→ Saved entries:
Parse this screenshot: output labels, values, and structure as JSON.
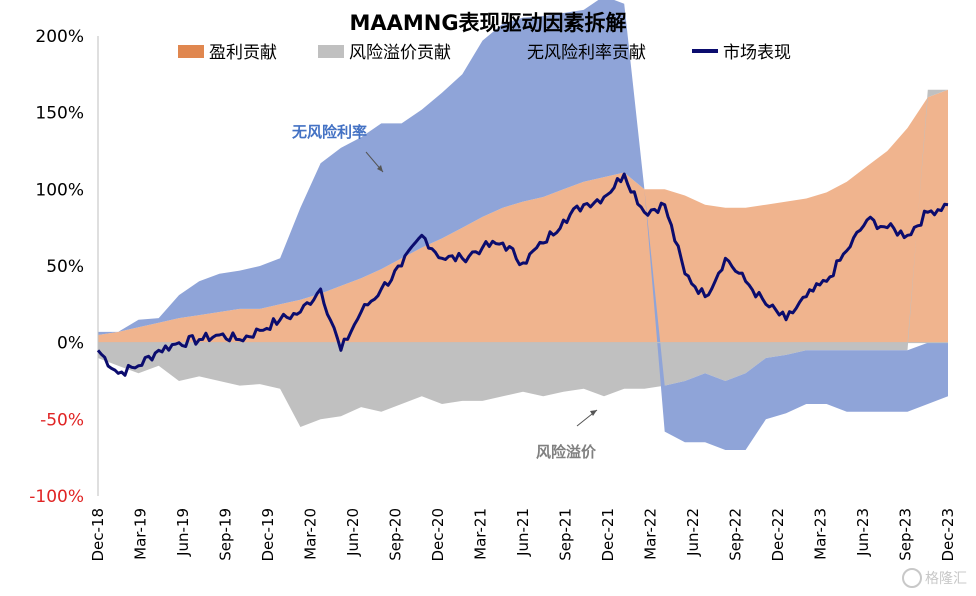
{
  "chart_data": {
    "type": "area",
    "title": "MAAMNG表现驱动因素拆解",
    "y_tick_labels": [
      "200%",
      "150%",
      "100%",
      "50%",
      "0%",
      "-50%",
      "-100%"
    ],
    "y_tick_values": [
      200,
      150,
      100,
      50,
      0,
      -50,
      -100
    ],
    "ylim": [
      -100,
      200
    ],
    "x_tick_labels": [
      "Dec-18",
      "Mar-19",
      "Jun-19",
      "Sep-19",
      "Dec-19",
      "Mar-20",
      "Jun-20",
      "Sep-20",
      "Dec-20",
      "Mar-21",
      "Jun-21",
      "Sep-21",
      "Dec-21",
      "Mar-22",
      "Jun-22",
      "Sep-22",
      "Dec-22",
      "Mar-23",
      "Jun-23",
      "Sep-23",
      "Dec-23"
    ],
    "legend_position": "top",
    "colors": {
      "earnings": "#f0b48e",
      "earnings_legend": "#e0874f",
      "risk_premium": "#c0c0c0",
      "risk_free": "#8fa4d8",
      "market": "#0b0c6e",
      "annotation_blue": "#4472c4",
      "annotation_gray": "#808080",
      "negative_tick": "#e02424"
    },
    "series": [
      {
        "name": "盈利贡献",
        "values": [
          5,
          7,
          10,
          13,
          16,
          18,
          20,
          22,
          22,
          25,
          28,
          32,
          37,
          42,
          48,
          55,
          62,
          68,
          75,
          82,
          88,
          92,
          95,
          100,
          105,
          108,
          111,
          100,
          100,
          96,
          90,
          88,
          88,
          90,
          92,
          94,
          98,
          105,
          115,
          125,
          140,
          160,
          165
        ]
      },
      {
        "name": "风险溢价贡献",
        "values": [
          -10,
          -15,
          -20,
          -15,
          -25,
          -22,
          -25,
          -28,
          -27,
          -30,
          -55,
          -50,
          -48,
          -42,
          -45,
          -40,
          -35,
          -40,
          -38,
          -38,
          -35,
          -32,
          -35,
          -32,
          -30,
          -35,
          -30,
          -30,
          -28,
          -25,
          -20,
          -25,
          -20,
          -10,
          -8,
          -5,
          -5,
          -5,
          -5,
          -5,
          -5,
          5,
          0
        ]
      },
      {
        "name": "无风险利率贡献",
        "values": [
          2,
          0,
          5,
          3,
          15,
          22,
          25,
          25,
          28,
          30,
          60,
          85,
          90,
          92,
          95,
          88,
          90,
          95,
          100,
          115,
          120,
          120,
          118,
          115,
          112,
          118,
          110,
          0,
          -30,
          -40,
          -45,
          -45,
          -50,
          -40,
          -38,
          -35,
          -35,
          -40,
          -40,
          -40,
          -40,
          -40,
          -35
        ]
      },
      {
        "name": "市场表现",
        "values": [
          -5,
          -20,
          -15,
          -5,
          0,
          2,
          5,
          2,
          8,
          15,
          20,
          35,
          -5,
          20,
          35,
          50,
          70,
          55,
          55,
          62,
          65,
          52,
          65,
          80,
          90,
          95,
          110,
          85,
          90,
          45,
          30,
          55,
          40,
          25,
          15,
          30,
          40,
          60,
          80,
          75,
          70,
          85,
          90
        ]
      }
    ],
    "annotations": [
      {
        "text": "无风险利率",
        "color_key": "annotation_blue"
      },
      {
        "text": "风险溢价",
        "color_key": "annotation_gray"
      }
    ],
    "watermark": "格隆汇"
  }
}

→ Task directions:
Repeat the records above exactly, leaving out any pictures they contain.

→ Task answer:
Parse this screenshot: output labels, values, and structure as JSON.
{
  "chart_data": {
    "type": "area",
    "title": "MAAMNG表现驱动因素拆解",
    "y_tick_labels": [
      "200%",
      "150%",
      "100%",
      "50%",
      "0%",
      "-50%",
      "-100%"
    ],
    "y_tick_values": [
      200,
      150,
      100,
      50,
      0,
      -50,
      -100
    ],
    "ylim": [
      -100,
      200
    ],
    "x_tick_labels": [
      "Dec-18",
      "Mar-19",
      "Jun-19",
      "Sep-19",
      "Dec-19",
      "Mar-20",
      "Jun-20",
      "Sep-20",
      "Dec-20",
      "Mar-21",
      "Jun-21",
      "Sep-21",
      "Dec-21",
      "Mar-22",
      "Jun-22",
      "Sep-22",
      "Dec-22",
      "Mar-23",
      "Jun-23",
      "Sep-23",
      "Dec-23"
    ],
    "legend_position": "top",
    "colors": {
      "earnings": "#f0b48e",
      "earnings_legend": "#e0874f",
      "risk_premium": "#c0c0c0",
      "risk_free": "#8fa4d8",
      "market": "#0b0c6e",
      "annotation_blue": "#4472c4",
      "annotation_gray": "#808080",
      "negative_tick": "#e02424"
    },
    "series": [
      {
        "name": "盈利贡献",
        "values": [
          5,
          7,
          10,
          13,
          16,
          18,
          20,
          22,
          22,
          25,
          28,
          32,
          37,
          42,
          48,
          55,
          62,
          68,
          75,
          82,
          88,
          92,
          95,
          100,
          105,
          108,
          111,
          100,
          100,
          96,
          90,
          88,
          88,
          90,
          92,
          94,
          98,
          105,
          115,
          125,
          140,
          160,
          165
        ]
      },
      {
        "name": "风险溢价贡献",
        "values": [
          -10,
          -15,
          -20,
          -15,
          -25,
          -22,
          -25,
          -28,
          -27,
          -30,
          -55,
          -50,
          -48,
          -42,
          -45,
          -40,
          -35,
          -40,
          -38,
          -38,
          -35,
          -32,
          -35,
          -32,
          -30,
          -35,
          -30,
          -30,
          -28,
          -25,
          -20,
          -25,
          -20,
          -10,
          -8,
          -5,
          -5,
          -5,
          -5,
          -5,
          -5,
          5,
          0
        ]
      },
      {
        "name": "无风险利率贡献",
        "values": [
          2,
          0,
          5,
          3,
          15,
          22,
          25,
          25,
          28,
          30,
          60,
          85,
          90,
          92,
          95,
          88,
          90,
          95,
          100,
          115,
          120,
          120,
          118,
          115,
          112,
          118,
          110,
          0,
          -30,
          -40,
          -45,
          -45,
          -50,
          -40,
          -38,
          -35,
          -35,
          -40,
          -40,
          -40,
          -40,
          -40,
          -35
        ]
      },
      {
        "name": "市场表现",
        "values": [
          -5,
          -20,
          -15,
          -5,
          0,
          2,
          5,
          2,
          8,
          15,
          20,
          35,
          -5,
          20,
          35,
          50,
          70,
          55,
          55,
          62,
          65,
          52,
          65,
          80,
          90,
          95,
          110,
          85,
          90,
          45,
          30,
          55,
          40,
          25,
          15,
          30,
          40,
          60,
          80,
          75,
          70,
          85,
          90
        ]
      }
    ],
    "annotations": [
      {
        "text": "无风险利率",
        "color_key": "annotation_blue"
      },
      {
        "text": "风险溢价",
        "color_key": "annotation_gray"
      }
    ],
    "watermark": "格隆汇"
  }
}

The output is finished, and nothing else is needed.